[Exercise requirements] Report every line below that contains the word "projection", treating uppercase and lowercase as different.

[Material shown]
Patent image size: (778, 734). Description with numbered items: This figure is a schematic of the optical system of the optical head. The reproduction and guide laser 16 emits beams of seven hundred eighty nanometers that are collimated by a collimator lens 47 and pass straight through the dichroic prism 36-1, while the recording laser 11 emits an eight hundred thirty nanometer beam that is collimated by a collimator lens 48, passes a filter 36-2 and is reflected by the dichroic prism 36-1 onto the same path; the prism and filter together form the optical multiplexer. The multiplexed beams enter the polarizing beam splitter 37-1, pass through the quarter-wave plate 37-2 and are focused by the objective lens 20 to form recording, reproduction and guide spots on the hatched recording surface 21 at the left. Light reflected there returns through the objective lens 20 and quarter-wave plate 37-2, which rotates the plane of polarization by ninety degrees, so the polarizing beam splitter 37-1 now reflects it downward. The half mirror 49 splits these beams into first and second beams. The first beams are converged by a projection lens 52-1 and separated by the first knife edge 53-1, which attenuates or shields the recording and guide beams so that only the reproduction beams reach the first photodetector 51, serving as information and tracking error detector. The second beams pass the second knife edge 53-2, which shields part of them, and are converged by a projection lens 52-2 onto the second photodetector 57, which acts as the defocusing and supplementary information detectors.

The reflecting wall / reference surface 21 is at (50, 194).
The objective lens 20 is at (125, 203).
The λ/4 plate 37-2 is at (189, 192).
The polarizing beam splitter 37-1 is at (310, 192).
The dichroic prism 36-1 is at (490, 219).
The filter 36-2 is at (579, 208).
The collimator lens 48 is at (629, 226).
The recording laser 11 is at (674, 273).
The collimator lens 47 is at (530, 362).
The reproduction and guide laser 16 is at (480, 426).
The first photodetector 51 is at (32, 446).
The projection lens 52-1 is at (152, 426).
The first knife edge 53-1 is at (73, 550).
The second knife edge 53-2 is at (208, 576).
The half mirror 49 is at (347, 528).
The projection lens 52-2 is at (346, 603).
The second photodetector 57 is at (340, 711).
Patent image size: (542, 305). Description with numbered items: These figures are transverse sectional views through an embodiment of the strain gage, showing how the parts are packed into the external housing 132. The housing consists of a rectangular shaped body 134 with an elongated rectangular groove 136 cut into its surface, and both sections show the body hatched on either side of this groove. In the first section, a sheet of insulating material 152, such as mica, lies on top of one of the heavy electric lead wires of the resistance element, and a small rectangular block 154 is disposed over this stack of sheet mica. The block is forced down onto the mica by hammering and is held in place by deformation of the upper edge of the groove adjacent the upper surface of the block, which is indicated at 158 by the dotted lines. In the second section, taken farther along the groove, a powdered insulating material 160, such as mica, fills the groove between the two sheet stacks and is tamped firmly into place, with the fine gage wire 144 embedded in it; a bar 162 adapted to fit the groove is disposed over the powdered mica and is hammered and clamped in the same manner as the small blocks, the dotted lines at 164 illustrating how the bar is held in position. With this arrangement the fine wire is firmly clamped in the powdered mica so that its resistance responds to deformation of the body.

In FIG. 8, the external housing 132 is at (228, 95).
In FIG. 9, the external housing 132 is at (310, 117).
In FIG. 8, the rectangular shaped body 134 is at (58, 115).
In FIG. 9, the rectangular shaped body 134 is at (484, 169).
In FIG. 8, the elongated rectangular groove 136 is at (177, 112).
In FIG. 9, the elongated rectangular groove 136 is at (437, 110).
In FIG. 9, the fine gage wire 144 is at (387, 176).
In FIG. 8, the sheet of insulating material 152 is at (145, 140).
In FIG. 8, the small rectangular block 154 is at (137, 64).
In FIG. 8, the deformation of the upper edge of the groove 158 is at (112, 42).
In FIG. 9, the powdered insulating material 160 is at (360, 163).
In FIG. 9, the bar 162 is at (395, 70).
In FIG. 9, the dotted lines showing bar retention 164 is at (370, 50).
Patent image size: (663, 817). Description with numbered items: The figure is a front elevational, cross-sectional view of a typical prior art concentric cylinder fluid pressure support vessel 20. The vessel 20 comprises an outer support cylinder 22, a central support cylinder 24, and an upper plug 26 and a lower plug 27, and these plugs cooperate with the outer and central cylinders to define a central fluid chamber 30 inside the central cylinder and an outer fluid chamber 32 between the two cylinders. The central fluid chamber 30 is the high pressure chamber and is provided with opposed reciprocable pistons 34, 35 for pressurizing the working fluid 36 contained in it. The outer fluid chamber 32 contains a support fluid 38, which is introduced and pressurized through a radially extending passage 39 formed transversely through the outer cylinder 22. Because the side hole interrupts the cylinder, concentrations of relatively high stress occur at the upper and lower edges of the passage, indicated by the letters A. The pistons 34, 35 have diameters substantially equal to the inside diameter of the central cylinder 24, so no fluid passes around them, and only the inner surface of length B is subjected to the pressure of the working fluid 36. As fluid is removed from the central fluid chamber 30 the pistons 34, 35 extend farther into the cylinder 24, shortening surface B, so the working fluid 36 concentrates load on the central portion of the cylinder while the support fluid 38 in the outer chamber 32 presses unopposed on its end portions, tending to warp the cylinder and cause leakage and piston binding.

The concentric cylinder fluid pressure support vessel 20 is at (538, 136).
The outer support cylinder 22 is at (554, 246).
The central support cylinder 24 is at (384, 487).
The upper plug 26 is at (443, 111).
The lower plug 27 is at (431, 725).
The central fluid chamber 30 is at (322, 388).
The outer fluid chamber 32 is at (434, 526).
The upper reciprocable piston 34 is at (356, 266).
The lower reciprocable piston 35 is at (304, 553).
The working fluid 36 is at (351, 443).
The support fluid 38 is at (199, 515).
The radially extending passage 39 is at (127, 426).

[Reply]
Patent image size: (778, 734). Description with numbered items: This figure is a schematic of the optical system of the optical head. The reproduction and guide laser 16 emits beams of seven hundred eighty nanometers that are collimated by a collimator lens 47 and pass straight through the dichroic prism 36-1, while the recording laser 11 emits an eight hundred thirty nanometer beam that is collimated by a collimator lens 48, passes a filter 36-2 and is reflected by the dichroic prism 36-1 onto the same path; the prism and filter together form the optical multiplexer. The multiplexed beams enter the polarizing beam splitter 37-1, pass through the quarter-wave plate 37-2 and are focused by the objective lens 20 to form recording, reproduction and guide spots on the hatched recording surface 21 at the left. Light reflected there returns through the objective lens 20 and quarter-wave plate 37-2, which rotates the plane of polarization by ninety degrees, so the polarizing beam splitter 37-1 now reflects it downward. The half mirror 49 splits these beams into first and second beams. The first beams are converged by a projection lens 52-1 and separated by the first knife edge 53-1, which attenuates or shields the recording and guide beams so that only the reproduction beams reach the first photodetector 51, serving as information and tracking error detector. The second beams pass the second knife edge 53-2, which shields part of them, and are converged by a projection lens 52-2 onto the second photodetector 57, which acts as the defocusing and supplementary information detectors.
The projection lens 52-1 is at (152, 426).
The projection lens 52-2 is at (346, 603).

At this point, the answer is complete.